:: Exercise inputs ::
┌──
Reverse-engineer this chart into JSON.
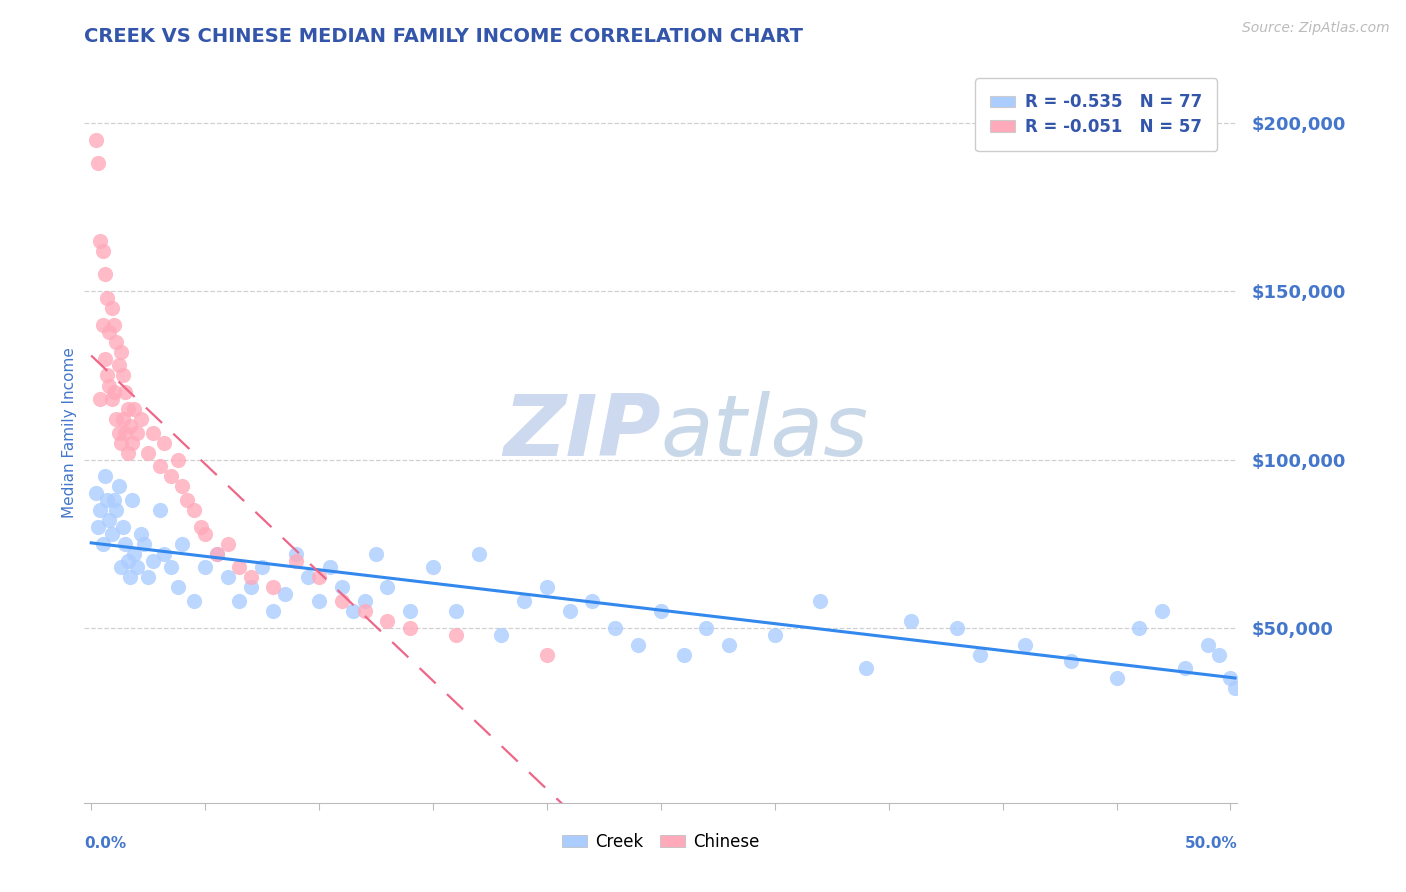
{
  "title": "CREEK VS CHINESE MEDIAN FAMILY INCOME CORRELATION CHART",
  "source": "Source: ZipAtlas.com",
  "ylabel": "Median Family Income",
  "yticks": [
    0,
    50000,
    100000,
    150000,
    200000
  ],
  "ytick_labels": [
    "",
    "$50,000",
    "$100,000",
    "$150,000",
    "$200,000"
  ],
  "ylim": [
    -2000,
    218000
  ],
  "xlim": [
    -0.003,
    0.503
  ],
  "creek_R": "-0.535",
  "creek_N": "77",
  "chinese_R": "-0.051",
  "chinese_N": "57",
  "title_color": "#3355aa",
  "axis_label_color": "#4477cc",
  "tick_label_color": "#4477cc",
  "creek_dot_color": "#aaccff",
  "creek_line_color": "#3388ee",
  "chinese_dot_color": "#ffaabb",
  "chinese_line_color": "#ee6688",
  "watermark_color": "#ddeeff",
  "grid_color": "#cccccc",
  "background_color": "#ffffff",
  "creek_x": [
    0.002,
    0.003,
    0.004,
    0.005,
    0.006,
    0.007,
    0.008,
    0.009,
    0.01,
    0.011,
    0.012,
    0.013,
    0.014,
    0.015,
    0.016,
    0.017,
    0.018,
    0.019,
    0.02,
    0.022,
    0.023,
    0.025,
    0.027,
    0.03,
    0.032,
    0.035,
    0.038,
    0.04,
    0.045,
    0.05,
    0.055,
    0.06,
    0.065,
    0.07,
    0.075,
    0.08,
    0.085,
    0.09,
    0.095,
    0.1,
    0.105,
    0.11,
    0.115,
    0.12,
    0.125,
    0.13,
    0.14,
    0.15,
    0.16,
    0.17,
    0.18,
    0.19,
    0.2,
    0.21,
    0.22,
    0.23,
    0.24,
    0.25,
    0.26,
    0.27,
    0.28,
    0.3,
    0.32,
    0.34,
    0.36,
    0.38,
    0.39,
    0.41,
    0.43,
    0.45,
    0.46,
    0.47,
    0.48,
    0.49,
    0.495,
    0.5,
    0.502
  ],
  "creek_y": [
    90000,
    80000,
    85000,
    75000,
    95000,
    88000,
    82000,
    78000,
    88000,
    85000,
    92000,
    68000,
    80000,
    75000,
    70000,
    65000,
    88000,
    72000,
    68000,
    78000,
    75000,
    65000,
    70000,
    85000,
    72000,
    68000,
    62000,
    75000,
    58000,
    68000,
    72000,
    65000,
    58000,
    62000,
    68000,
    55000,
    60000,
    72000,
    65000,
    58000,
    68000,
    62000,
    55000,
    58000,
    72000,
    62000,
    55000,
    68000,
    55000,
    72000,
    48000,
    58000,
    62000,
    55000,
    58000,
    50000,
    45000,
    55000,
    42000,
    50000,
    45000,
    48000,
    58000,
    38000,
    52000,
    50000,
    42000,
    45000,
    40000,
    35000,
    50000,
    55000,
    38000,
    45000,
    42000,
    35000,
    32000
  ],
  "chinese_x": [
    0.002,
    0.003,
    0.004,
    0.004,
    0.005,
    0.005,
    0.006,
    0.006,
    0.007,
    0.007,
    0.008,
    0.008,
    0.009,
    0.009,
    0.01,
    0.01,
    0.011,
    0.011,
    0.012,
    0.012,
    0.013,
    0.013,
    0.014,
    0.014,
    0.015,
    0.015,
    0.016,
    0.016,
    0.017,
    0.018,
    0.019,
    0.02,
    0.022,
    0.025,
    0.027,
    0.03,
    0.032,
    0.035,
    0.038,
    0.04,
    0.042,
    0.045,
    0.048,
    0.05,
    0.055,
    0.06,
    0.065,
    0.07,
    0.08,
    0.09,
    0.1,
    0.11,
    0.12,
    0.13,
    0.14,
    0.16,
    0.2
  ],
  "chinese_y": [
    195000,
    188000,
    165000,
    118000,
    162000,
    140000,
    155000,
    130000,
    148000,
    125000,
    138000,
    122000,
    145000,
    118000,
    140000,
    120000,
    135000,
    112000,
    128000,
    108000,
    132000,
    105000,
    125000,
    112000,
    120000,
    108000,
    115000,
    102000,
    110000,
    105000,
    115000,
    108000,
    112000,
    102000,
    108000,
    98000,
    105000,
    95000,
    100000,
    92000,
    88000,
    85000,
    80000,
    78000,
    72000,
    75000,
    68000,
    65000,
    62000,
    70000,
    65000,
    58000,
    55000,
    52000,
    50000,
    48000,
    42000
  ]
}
└──
┌──
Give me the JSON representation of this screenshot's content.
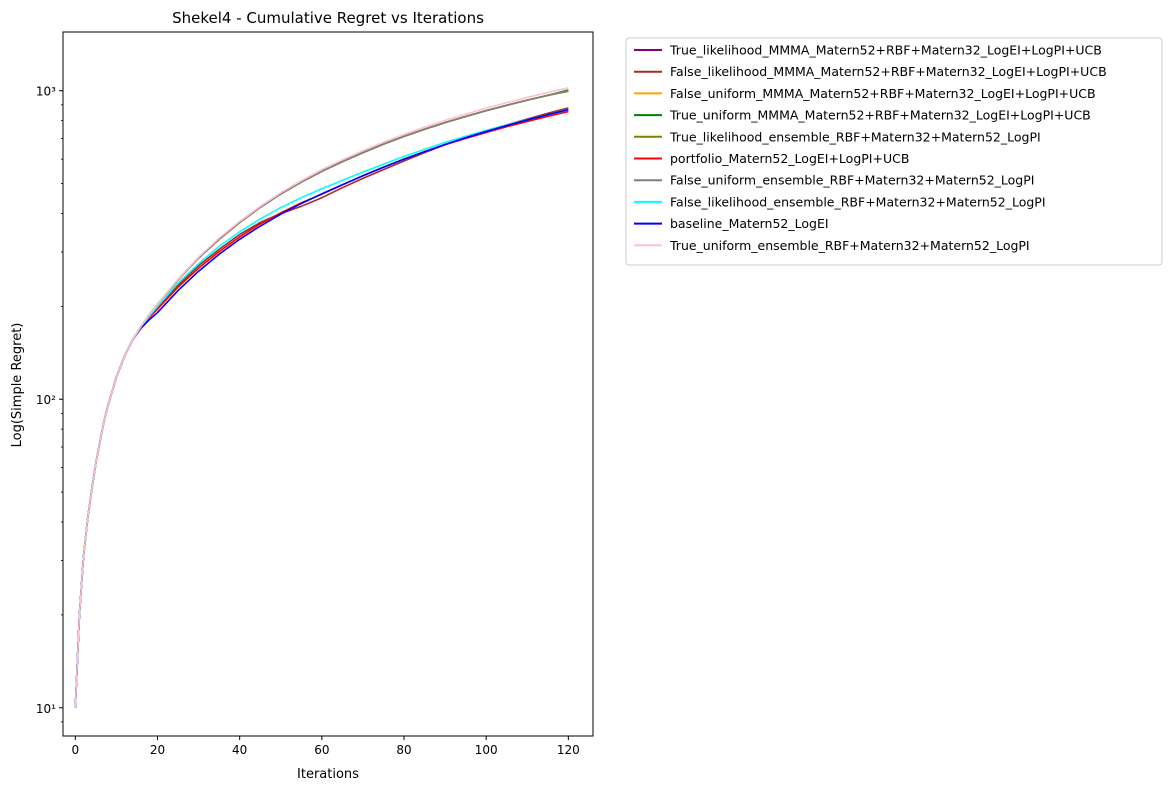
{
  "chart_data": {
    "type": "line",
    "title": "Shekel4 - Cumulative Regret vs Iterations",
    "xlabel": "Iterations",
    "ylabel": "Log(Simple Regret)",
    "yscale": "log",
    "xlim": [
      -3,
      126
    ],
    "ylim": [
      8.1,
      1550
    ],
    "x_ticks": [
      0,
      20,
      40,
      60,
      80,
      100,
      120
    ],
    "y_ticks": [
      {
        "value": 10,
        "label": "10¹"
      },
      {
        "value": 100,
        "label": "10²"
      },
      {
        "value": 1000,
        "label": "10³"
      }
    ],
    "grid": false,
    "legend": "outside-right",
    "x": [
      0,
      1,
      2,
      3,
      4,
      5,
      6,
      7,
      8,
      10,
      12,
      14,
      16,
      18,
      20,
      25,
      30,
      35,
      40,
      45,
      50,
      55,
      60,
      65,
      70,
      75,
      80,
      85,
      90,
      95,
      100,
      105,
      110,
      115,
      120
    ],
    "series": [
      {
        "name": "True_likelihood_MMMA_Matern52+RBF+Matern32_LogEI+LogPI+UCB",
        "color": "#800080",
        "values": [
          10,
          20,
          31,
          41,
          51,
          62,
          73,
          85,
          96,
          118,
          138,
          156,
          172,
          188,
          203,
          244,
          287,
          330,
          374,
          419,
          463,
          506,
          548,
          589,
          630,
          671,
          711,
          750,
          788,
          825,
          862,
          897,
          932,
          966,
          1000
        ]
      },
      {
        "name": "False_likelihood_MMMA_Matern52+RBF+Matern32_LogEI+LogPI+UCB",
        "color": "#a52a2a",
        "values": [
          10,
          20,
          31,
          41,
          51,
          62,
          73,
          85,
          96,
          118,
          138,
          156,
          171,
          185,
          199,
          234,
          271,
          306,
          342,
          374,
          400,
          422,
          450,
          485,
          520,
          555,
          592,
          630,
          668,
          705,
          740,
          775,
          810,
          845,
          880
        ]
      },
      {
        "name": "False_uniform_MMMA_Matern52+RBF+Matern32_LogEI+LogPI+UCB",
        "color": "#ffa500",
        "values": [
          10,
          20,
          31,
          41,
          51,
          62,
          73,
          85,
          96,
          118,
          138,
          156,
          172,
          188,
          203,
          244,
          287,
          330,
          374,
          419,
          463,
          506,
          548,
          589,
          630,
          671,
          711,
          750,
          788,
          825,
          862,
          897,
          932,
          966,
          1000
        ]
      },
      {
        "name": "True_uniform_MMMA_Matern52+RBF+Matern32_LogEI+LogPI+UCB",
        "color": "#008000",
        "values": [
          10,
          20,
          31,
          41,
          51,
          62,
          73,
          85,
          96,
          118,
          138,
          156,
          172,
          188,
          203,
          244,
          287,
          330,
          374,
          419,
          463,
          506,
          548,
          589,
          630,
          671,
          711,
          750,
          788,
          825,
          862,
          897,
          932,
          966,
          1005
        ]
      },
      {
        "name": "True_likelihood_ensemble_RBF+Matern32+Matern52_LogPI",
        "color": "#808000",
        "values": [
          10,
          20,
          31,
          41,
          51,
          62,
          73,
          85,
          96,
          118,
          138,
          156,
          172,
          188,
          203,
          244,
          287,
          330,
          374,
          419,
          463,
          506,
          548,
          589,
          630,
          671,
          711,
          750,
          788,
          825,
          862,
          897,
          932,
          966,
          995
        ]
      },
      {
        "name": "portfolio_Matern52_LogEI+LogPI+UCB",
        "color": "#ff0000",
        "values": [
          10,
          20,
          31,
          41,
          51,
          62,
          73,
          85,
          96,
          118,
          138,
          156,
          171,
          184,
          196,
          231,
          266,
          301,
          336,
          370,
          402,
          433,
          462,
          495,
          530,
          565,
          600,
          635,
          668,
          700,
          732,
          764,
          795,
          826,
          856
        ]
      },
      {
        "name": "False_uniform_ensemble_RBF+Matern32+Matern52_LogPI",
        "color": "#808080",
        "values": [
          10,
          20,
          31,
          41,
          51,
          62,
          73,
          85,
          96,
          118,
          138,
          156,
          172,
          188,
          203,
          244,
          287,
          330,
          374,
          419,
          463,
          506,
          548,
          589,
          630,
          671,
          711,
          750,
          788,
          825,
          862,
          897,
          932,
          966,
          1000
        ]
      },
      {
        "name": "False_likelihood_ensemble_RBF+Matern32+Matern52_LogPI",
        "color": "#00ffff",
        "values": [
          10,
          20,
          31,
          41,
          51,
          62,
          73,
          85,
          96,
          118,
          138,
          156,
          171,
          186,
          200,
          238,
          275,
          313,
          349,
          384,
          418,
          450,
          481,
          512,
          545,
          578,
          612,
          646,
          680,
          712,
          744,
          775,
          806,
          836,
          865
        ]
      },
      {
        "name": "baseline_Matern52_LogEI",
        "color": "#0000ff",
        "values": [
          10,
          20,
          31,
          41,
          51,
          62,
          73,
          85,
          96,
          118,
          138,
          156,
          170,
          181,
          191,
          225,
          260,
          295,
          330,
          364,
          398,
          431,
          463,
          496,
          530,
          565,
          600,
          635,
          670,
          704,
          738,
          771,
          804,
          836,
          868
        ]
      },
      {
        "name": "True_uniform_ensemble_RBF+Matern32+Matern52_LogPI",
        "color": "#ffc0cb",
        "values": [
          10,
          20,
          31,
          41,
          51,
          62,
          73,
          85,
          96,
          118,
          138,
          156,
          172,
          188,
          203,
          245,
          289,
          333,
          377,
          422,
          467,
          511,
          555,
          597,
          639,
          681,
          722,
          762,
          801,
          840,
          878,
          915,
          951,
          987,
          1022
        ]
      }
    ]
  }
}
└──
┌──
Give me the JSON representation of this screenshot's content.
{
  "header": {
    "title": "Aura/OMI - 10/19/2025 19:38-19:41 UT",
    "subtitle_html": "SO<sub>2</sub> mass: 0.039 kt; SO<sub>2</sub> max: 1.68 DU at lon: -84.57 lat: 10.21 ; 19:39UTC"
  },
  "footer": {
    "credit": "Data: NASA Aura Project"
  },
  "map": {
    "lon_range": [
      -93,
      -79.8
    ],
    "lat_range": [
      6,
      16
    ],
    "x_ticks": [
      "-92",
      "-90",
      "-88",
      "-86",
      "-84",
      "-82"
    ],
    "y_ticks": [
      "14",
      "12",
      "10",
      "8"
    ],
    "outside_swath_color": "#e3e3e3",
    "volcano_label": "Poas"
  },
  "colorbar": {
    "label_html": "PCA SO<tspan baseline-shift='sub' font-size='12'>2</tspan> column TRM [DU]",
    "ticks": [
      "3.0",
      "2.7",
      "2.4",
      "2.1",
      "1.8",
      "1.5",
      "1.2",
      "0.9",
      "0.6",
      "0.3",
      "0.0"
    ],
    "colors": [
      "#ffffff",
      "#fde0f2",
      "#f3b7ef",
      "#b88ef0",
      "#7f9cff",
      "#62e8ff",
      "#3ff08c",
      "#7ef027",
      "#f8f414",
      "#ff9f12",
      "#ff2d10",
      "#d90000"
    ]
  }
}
└──
:: Written exercise ::
Gather up, from the records above, each line where the word "Aura" appears.

:: Solution ::
    "title": "Aura/OMI - 10/19/2025 19:38-19:41 UT",
    "credit": "Data: NASA Aura Project"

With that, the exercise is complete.